* OBJECTIVE
Print every line of the data below word for word, with nothing changed.

* INPUT DATA
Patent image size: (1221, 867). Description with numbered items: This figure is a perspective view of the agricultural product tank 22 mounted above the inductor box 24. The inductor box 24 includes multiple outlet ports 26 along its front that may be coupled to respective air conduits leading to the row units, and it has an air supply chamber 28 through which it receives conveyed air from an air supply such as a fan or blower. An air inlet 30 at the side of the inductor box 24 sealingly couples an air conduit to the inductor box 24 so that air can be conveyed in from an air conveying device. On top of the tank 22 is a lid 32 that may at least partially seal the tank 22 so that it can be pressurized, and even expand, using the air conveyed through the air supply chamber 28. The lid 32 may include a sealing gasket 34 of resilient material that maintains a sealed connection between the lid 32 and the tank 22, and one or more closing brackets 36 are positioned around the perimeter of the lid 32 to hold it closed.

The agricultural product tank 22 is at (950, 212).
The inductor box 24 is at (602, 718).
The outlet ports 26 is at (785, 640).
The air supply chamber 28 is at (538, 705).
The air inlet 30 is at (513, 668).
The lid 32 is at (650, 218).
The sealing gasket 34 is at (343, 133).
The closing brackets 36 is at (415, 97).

* OUTPUT BELOW
Patent image size: (1221, 867). Description with numbered items: This figure is a perspective view of the agricultural product tank 22 mounted above the inductor box 24. The inductor box 24 includes multiple outlet ports 26 along its front that may be coupled to respective air conduits leading to the row units, and it has an air supply chamber 28 through which it receives conveyed air from an air supply such as a fan or blower. An air inlet 30 at the side of the inductor box 24 sealingly couples an air conduit to the inductor box 24 so that air can be conveyed in from an air conveying device. On top of the tank 22 is a lid 32 that may at least partially seal the tank 22 so that it can be pressurized, and even expand, using the air conveyed through the air supply chamber 28. The lid 32 may include a sealing gasket 34 of resilient material that maintains a sealed connection between the lid 32 and the tank 22, and one or more closing brackets 36 are positioned around the perimeter of the lid 32 to hold it closed.

The agricultural product tank 22 is at (950, 212).
The inductor box 24 is at (602, 718).
The outlet ports 26 is at (785, 640).
The air supply chamber 28 is at (538, 705).
The air inlet 30 is at (513, 668).
The lid 32 is at (650, 218).
The sealing gasket 34 is at (343, 133).
The closing brackets 36 is at (415, 97).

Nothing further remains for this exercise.